» MATERIAL

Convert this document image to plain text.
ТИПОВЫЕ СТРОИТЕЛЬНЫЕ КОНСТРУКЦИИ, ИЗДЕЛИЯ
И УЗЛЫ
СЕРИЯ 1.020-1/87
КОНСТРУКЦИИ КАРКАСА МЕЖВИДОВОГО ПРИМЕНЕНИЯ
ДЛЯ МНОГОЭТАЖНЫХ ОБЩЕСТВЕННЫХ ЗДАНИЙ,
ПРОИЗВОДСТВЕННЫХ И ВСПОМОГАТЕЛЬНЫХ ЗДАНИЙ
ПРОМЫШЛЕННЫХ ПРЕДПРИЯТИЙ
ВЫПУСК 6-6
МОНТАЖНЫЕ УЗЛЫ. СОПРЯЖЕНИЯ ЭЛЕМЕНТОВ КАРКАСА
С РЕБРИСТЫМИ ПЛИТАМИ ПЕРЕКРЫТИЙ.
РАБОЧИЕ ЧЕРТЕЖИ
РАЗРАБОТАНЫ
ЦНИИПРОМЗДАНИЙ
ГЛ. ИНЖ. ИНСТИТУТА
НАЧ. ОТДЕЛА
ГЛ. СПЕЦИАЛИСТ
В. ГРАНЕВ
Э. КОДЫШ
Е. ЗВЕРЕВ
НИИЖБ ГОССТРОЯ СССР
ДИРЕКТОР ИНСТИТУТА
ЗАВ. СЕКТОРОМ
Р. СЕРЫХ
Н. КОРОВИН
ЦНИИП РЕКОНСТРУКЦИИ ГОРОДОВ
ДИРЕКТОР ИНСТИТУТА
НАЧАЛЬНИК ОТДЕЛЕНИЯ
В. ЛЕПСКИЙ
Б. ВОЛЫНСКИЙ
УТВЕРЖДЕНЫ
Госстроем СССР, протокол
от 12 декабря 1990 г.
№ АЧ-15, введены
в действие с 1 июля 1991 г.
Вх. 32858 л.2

» TASK STATEMENT
Give back the data above exactly as it appears.

» RESULT OF THE TASK
Convert this document image to plain text.
ТИПОВЫЕ СТРОИТЕЛЬНЫЕ КОНСТРУКЦИИ, ИЗДЕЛИЯ
И УЗЛЫ
СЕРИЯ 1.020-1/87
КОНСТРУКЦИИ КАРКАСА МЕЖВИДОВОГО ПРИМЕНЕНИЯ
ДЛЯ МНОГОЭТАЖНЫХ ОБЩЕСТВЕННЫХ ЗДАНИЙ,
ПРОИЗВОДСТВЕННЫХ И ВСПОМОГАТЕЛЬНЫХ ЗДАНИЙ
ПРОМЫШЛЕННЫХ ПРЕДПРИЯТИЙ
ВЫПУСК 6-6
МОНТАЖНЫЕ УЗЛЫ. СОПРЯЖЕНИЯ ЭЛЕМЕНТОВ КАРКАСА
С РЕБРИСТЫМИ ПЛИТАМИ ПЕРЕКРЫТИЙ.
РАБОЧИЕ ЧЕРТЕЖИ
РАЗРАБОТАНЫ
ЦНИИПРОМЗДАНИЙ
ГЛ. ИНЖ. ИНСТИТУТА
НАЧ. ОТДЕЛА
ГЛ. СПЕЦИАЛИСТ
В. ГРАНЕВ
Э. КОДЫШ
Е. ЗВЕРЕВ
НИИЖБ ГОССТРОЯ СССР
ДИРЕКТОР ИНСТИТУТА
ЗАВ. СЕКТОРОМ
Р. СЕРЫХ
Н. КОРОВИН
ЦНИИП РЕКОНСТРУКЦИИ ГОРОДОВ
ДИРЕКТОР ИНСТИТУТА
НАЧАЛЬНИК ОТДЕЛЕНИЯ
В. ЛЕПСКИЙ
Б. ВОЛЫНСКИЙ
УТВЕРЖДЕНЫ
Госстроем СССР, протокол
от 12 декабря 1990 г.
№ АЧ-15, введены
в действие с 1 июля 1991 г.
Вх. 32858 л.2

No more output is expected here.